§ PROBLEM DETAILS
Where the string "source" occurs in the material below, report the whole line.

—————

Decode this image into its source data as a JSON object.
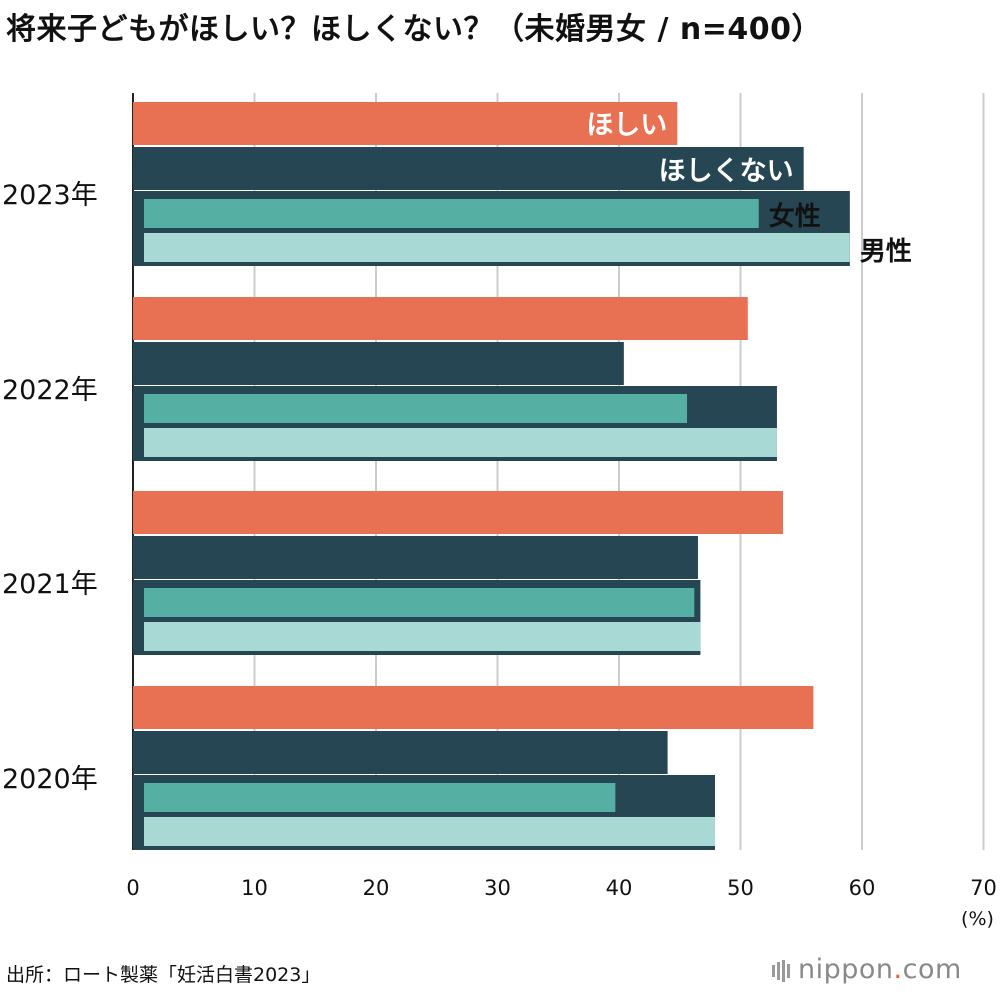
{
  "title": "将来子どもがほしい？ほしくない？（未婚男女 / n=400）",
  "source": "出所：ロート製薬「妊活白書2023」",
  "logo": {
    "name": "nippon",
    "dot": ".",
    "tld": "com"
  },
  "chart_data": {
    "type": "bar",
    "orientation": "horizontal",
    "categories": [
      "2023年",
      "2022年",
      "2021年",
      "2020年"
    ],
    "series": [
      {
        "name": "ほしい",
        "color": "#e87053",
        "values": [
          44.8,
          50.6,
          53.5,
          56.0
        ]
      },
      {
        "name": "ほしくない",
        "color": "#264653",
        "values": [
          55.2,
          40.4,
          46.5,
          44.0
        ]
      },
      {
        "name": "女性",
        "color": "#55b0a3",
        "values": [
          51.5,
          45.6,
          46.2,
          39.7
        ]
      },
      {
        "name": "男性",
        "color": "#a9d9d5",
        "values": [
          59.0,
          53.0,
          46.7,
          47.9
        ]
      }
    ],
    "xlim": [
      0,
      70
    ],
    "xticks": [
      0,
      10,
      20,
      30,
      40,
      50,
      60,
      70
    ],
    "xunit": "(%)",
    "grid": true
  }
}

—————

§ REPLY TO THE EXERCISE
Decode this image into its source data as a JSON object.
  "source": "出所：ロート製薬「妊活白書2023」",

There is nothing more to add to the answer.